----- INPUT ROWS -----

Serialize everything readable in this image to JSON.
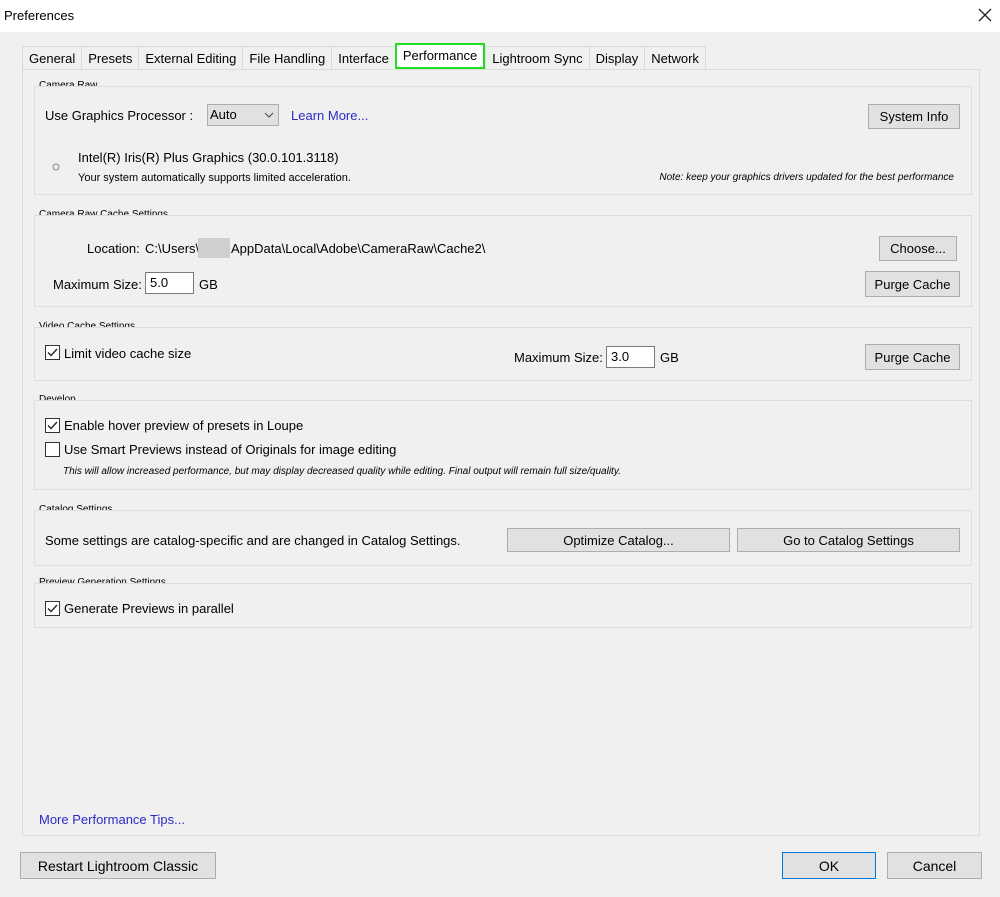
{
  "window": {
    "title": "Preferences"
  },
  "tabs": [
    {
      "label": "General"
    },
    {
      "label": "Presets"
    },
    {
      "label": "External Editing"
    },
    {
      "label": "File Handling"
    },
    {
      "label": "Interface"
    },
    {
      "label": "Performance"
    },
    {
      "label": "Lightroom Sync"
    },
    {
      "label": "Display"
    },
    {
      "label": "Network"
    }
  ],
  "active_tab": "Performance",
  "camera_raw": {
    "heading": "Camera Raw",
    "gpu_label": "Use Graphics Processor :",
    "gpu_value": "Auto",
    "learn_more": "Learn More...",
    "system_info": "System Info",
    "gpu_name": "Intel(R) Iris(R) Plus Graphics (30.0.101.3118)",
    "gpu_status": "Your system automatically supports limited acceleration.",
    "note": "Note: keep your graphics drivers updated for the best performance"
  },
  "cache": {
    "heading": "Camera Raw Cache Settings",
    "location_label": "Location:",
    "location_prefix": "C:\\Users\\",
    "location_suffix": "AppData\\Local\\Adobe\\CameraRaw\\Cache2\\",
    "choose": "Choose...",
    "max_label": "Maximum Size:",
    "max_value": "5.0",
    "unit": "GB",
    "purge": "Purge Cache"
  },
  "video": {
    "heading": "Video Cache Settings",
    "limit_label": "Limit video cache size",
    "limit_checked": true,
    "max_label": "Maximum Size:",
    "max_value": "3.0",
    "unit": "GB",
    "purge": "Purge Cache"
  },
  "develop": {
    "heading": "Develop",
    "hover_label": "Enable hover preview of presets in Loupe",
    "hover_checked": true,
    "smart_label": "Use Smart Previews instead of Originals for image editing",
    "smart_checked": false,
    "smart_note": "This will allow increased performance, but may display decreased quality while editing. Final output will remain full size/quality."
  },
  "catalog": {
    "heading": "Catalog Settings",
    "text": "Some settings are catalog-specific and are changed in Catalog Settings.",
    "optimize": "Optimize Catalog...",
    "goto": "Go to Catalog Settings"
  },
  "preview": {
    "heading": "Preview Generation Settings",
    "parallel_label": "Generate Previews in parallel",
    "parallel_checked": true
  },
  "footer": {
    "tips_link": "More Performance Tips...",
    "restart": "Restart Lightroom Classic",
    "ok": "OK",
    "cancel": "Cancel"
  },
  "colors": {
    "active_tab_border": "#22dd22",
    "link": "#2b2bc8",
    "primary_button_border": "#0078d7"
  }
}
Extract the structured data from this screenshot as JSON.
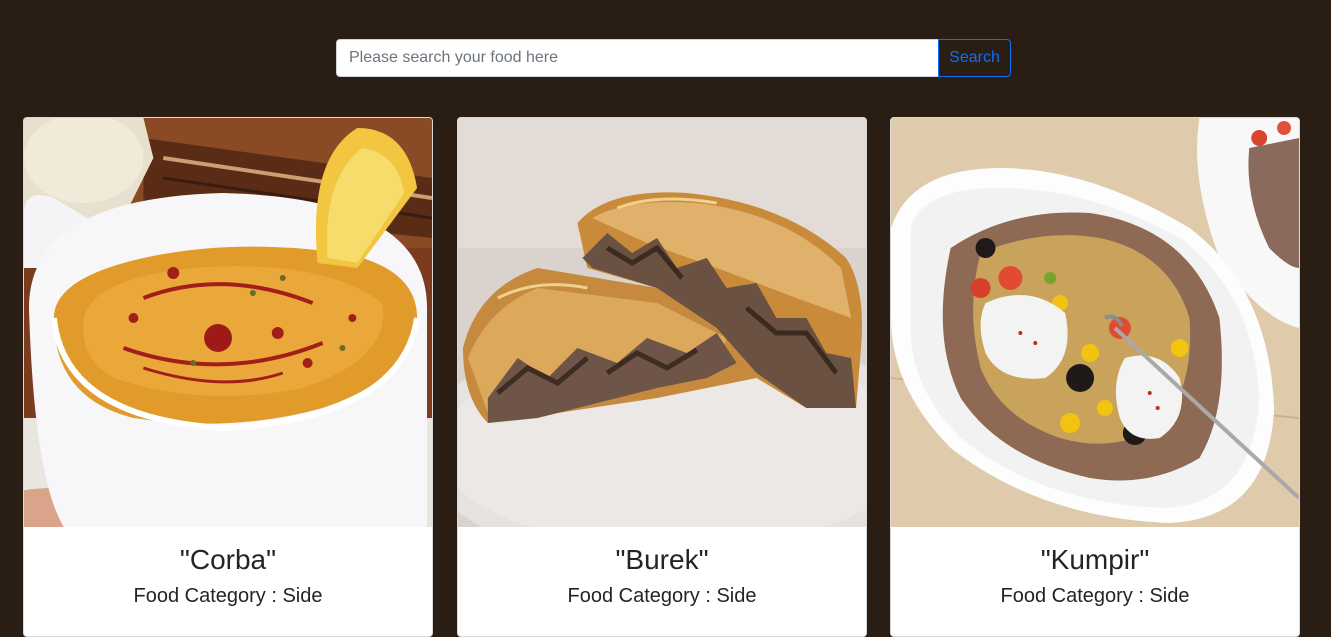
{
  "search": {
    "placeholder": "Please search your food here",
    "value": "",
    "button_label": "Search"
  },
  "colors": {
    "background": "#2a1d13",
    "accent": "#0d6efd",
    "card_background": "#ffffff",
    "text": "#212529"
  },
  "foods": [
    {
      "title": "\"Corba\"",
      "category": "Food Category : Side",
      "image": "lentil-soup-bowl"
    },
    {
      "title": "\"Burek\"",
      "category": "Food Category : Side",
      "image": "meat-burek-pastry"
    },
    {
      "title": "\"Kumpir\"",
      "category": "Food Category : Side",
      "image": "stuffed-baked-potato"
    }
  ]
}
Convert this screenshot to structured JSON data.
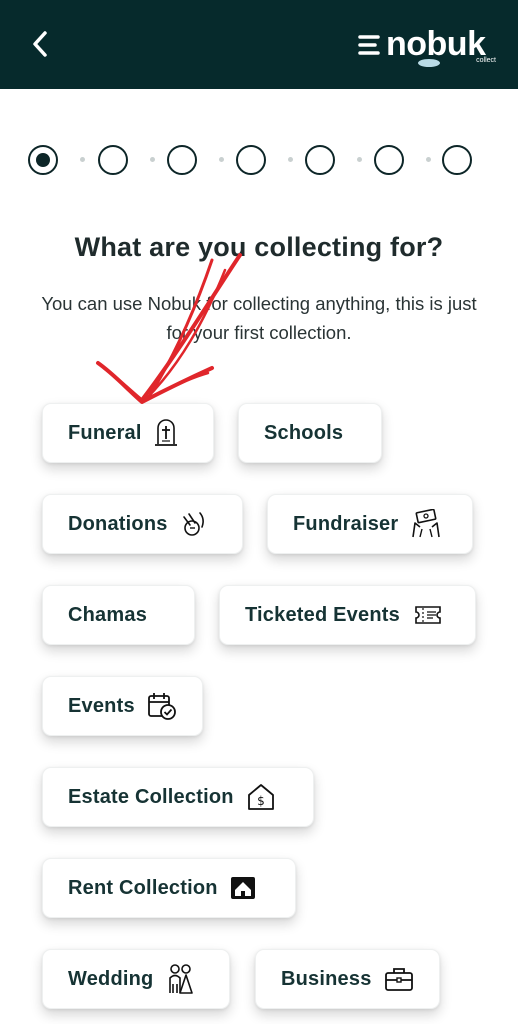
{
  "header": {
    "back_icon": "chevron-left-icon",
    "logo_text": "nobuk",
    "logo_sub": "collect",
    "background": "#062a2c"
  },
  "stepper": {
    "total": 7,
    "current": 1
  },
  "main": {
    "title": "What are you collecting for?",
    "subtitle": "You can use Nobuk for collecting anything, this is just for your first collection."
  },
  "categories": [
    {
      "label": "Funeral",
      "icon": "tombstone-icon"
    },
    {
      "label": "Schools",
      "icon": ""
    },
    {
      "label": "Donations",
      "icon": "donation-hand-icon"
    },
    {
      "label": "Fundraiser",
      "icon": "fundraiser-icon"
    },
    {
      "label": "Chamas",
      "icon": ""
    },
    {
      "label": "Ticketed Events",
      "icon": "ticket-icon"
    },
    {
      "label": "Events",
      "icon": "calendar-check-icon"
    },
    {
      "label": "Estate Collection",
      "icon": "house-dollar-icon"
    },
    {
      "label": "Rent Collection",
      "icon": "rent-house-icon"
    },
    {
      "label": "Wedding",
      "icon": "wedding-couple-icon"
    },
    {
      "label": "Business",
      "icon": "briefcase-icon"
    }
  ],
  "annotation": {
    "color": "#e0262b"
  }
}
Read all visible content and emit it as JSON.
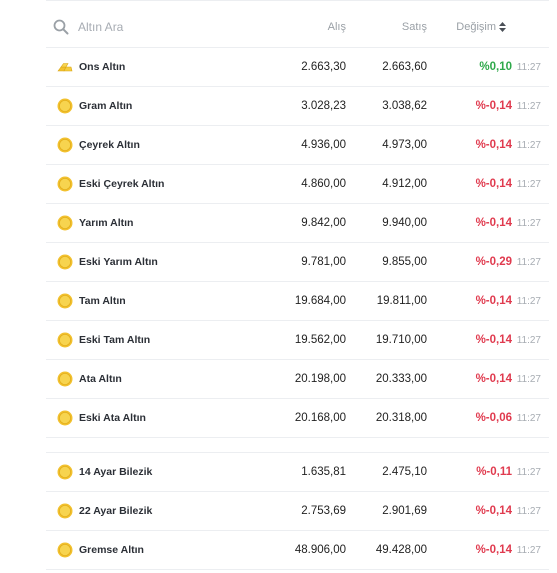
{
  "search": {
    "placeholder": "Altın Ara",
    "icon": "search-icon"
  },
  "columns": {
    "buy": "Alış",
    "sell": "Satış",
    "change": "Değişim"
  },
  "colors": {
    "negative": "#e03a4e",
    "positive": "#2ea84a",
    "coin_gold": "#f2c12e"
  },
  "rows": [
    {
      "name": "Ons Altın",
      "icon": "gold-bars-icon",
      "buy": "2.663,30",
      "sell": "2.663,60",
      "change": "%0,10",
      "trend": "pos",
      "time": "11:27"
    },
    {
      "name": "Gram Altın",
      "icon": "gold-coin-icon",
      "buy": "3.028,23",
      "sell": "3.038,62",
      "change": "%-0,14",
      "trend": "neg",
      "time": "11:27"
    },
    {
      "name": "Çeyrek Altın",
      "icon": "gold-coin-icon",
      "buy": "4.936,00",
      "sell": "4.973,00",
      "change": "%-0,14",
      "trend": "neg",
      "time": "11:27"
    },
    {
      "name": "Eski Çeyrek Altın",
      "icon": "gold-coin-icon",
      "buy": "4.860,00",
      "sell": "4.912,00",
      "change": "%-0,14",
      "trend": "neg",
      "time": "11:27"
    },
    {
      "name": "Yarım Altın",
      "icon": "gold-coin-icon",
      "buy": "9.842,00",
      "sell": "9.940,00",
      "change": "%-0,14",
      "trend": "neg",
      "time": "11:27"
    },
    {
      "name": "Eski Yarım Altın",
      "icon": "gold-coin-icon",
      "buy": "9.781,00",
      "sell": "9.855,00",
      "change": "%-0,29",
      "trend": "neg",
      "time": "11:27"
    },
    {
      "name": "Tam Altın",
      "icon": "gold-coin-icon",
      "buy": "19.684,00",
      "sell": "19.811,00",
      "change": "%-0,14",
      "trend": "neg",
      "time": "11:27"
    },
    {
      "name": "Eski Tam Altın",
      "icon": "gold-coin-icon",
      "buy": "19.562,00",
      "sell": "19.710,00",
      "change": "%-0,14",
      "trend": "neg",
      "time": "11:27"
    },
    {
      "name": "Ata Altın",
      "icon": "gold-coin-icon",
      "buy": "20.198,00",
      "sell": "20.333,00",
      "change": "%-0,14",
      "trend": "neg",
      "time": "11:27"
    },
    {
      "name": "Eski Ata Altın",
      "icon": "gold-coin-icon",
      "buy": "20.168,00",
      "sell": "20.318,00",
      "change": "%-0,06",
      "trend": "neg",
      "time": "11:27"
    }
  ],
  "rows2": [
    {
      "name": "14 Ayar Bilezik",
      "icon": "gold-coin-icon",
      "buy": "1.635,81",
      "sell": "2.475,10",
      "change": "%-0,11",
      "trend": "neg",
      "time": "11:27"
    },
    {
      "name": "22 Ayar Bilezik",
      "icon": "gold-coin-icon",
      "buy": "2.753,69",
      "sell": "2.901,69",
      "change": "%-0,14",
      "trend": "neg",
      "time": "11:27"
    },
    {
      "name": "Gremse Altın",
      "icon": "gold-coin-icon",
      "buy": "48.906,00",
      "sell": "49.428,00",
      "change": "%-0,14",
      "trend": "neg",
      "time": "11:27"
    }
  ]
}
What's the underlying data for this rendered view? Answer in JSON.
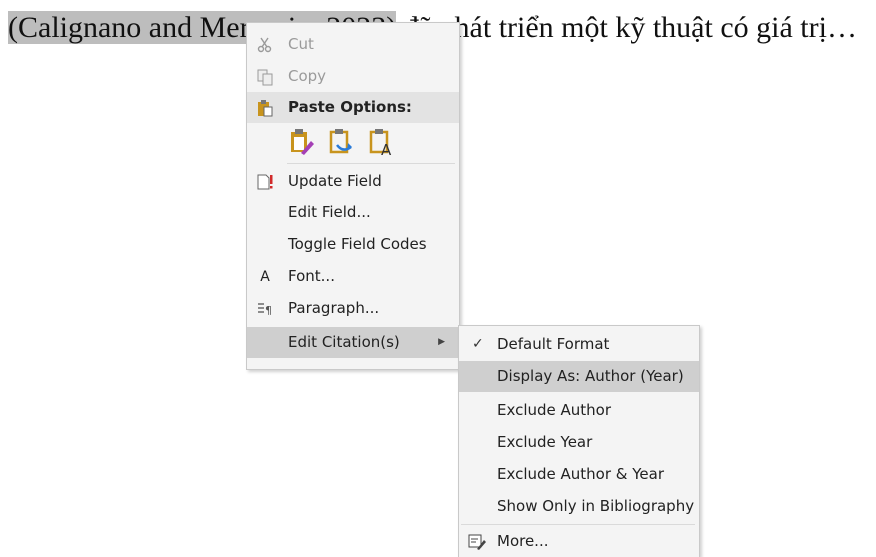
{
  "document": {
    "selected_text": "(Calignano and Mercurio, 2023)",
    "trailing_text": " đã phát triển một kỹ thuật có giá trị…"
  },
  "context_menu": {
    "cut": "Cut",
    "copy": "Copy",
    "paste_options": "Paste Options:",
    "update_field": "Update Field",
    "edit_field": "Edit Field...",
    "toggle_field_codes": "Toggle Field Codes",
    "font": "Font...",
    "paragraph": "Paragraph...",
    "edit_citations": "Edit Citation(s)"
  },
  "submenu": {
    "default_format": "Default Format",
    "display_as_author_year": "Display As: Author (Year)",
    "exclude_author": "Exclude Author",
    "exclude_year": "Exclude Year",
    "exclude_author_year": "Exclude Author & Year",
    "show_only_bibliography": "Show Only in Bibliography",
    "more": "More...",
    "checked_item": "Default Format",
    "highlighted_item": "Display As: Author (Year)"
  },
  "icons": {
    "cut": "scissors-icon",
    "copy": "copy-icon",
    "paste": "clipboard-icon",
    "update_field": "update-field-icon",
    "font": "font-icon",
    "paragraph": "paragraph-icon",
    "more": "citation-edit-icon",
    "submenu_arrow": "chevron-right-icon",
    "check": "checkmark-icon"
  },
  "colors": {
    "menu_background": "#f4f4f4",
    "highlight": "#cfcfcf",
    "selection": "#bdbdbd"
  }
}
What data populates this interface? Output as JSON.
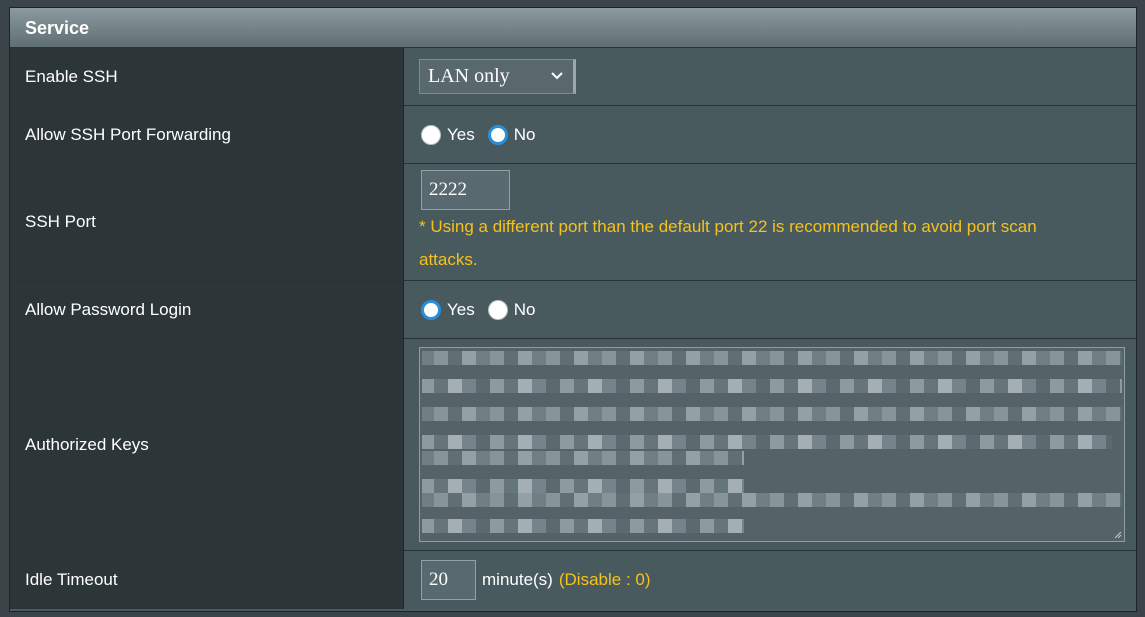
{
  "section": {
    "title": "Service"
  },
  "rows": {
    "enable_ssh": {
      "label": "Enable SSH",
      "selected": "LAN only"
    },
    "port_forwarding": {
      "label": "Allow SSH Port Forwarding",
      "options": [
        "Yes",
        "No"
      ],
      "selected": "No"
    },
    "ssh_port": {
      "label": "SSH Port",
      "value": "2222",
      "note": "* Using a different port than the default port 22 is recommended to avoid port scan attacks."
    },
    "password_login": {
      "label": "Allow Password Login",
      "options": [
        "Yes",
        "No"
      ],
      "selected": "Yes"
    },
    "authorized_keys": {
      "label": "Authorized Keys"
    },
    "idle_timeout": {
      "label": "Idle Timeout",
      "value": "20",
      "unit": "minute(s)",
      "hint": "(Disable : 0)"
    }
  },
  "colors": {
    "accent": "#2a8fd8",
    "note": "#f4c21a"
  }
}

-----

* EXERCISE DIRECTIONS *
Copy only this, please: the line with "What data populates" and every line after it through the end of the data, with no pictures.

* EXERCISE RESULT *
What data populates this interface? Output as JSON.
{
  "section": {
    "title": "Service"
  },
  "rows": {
    "enable_ssh": {
      "label": "Enable SSH",
      "selected": "LAN only"
    },
    "port_forwarding": {
      "label": "Allow SSH Port Forwarding",
      "options": [
        "Yes",
        "No"
      ],
      "selected": "No"
    },
    "ssh_port": {
      "label": "SSH Port",
      "value": "2222",
      "note": "* Using a different port than the default port 22 is recommended to avoid port scan attacks."
    },
    "password_login": {
      "label": "Allow Password Login",
      "options": [
        "Yes",
        "No"
      ],
      "selected": "Yes"
    },
    "authorized_keys": {
      "label": "Authorized Keys"
    },
    "idle_timeout": {
      "label": "Idle Timeout",
      "value": "20",
      "unit": "minute(s)",
      "hint": "(Disable : 0)"
    }
  },
  "colors": {
    "accent": "#2a8fd8",
    "note": "#f4c21a"
  }
}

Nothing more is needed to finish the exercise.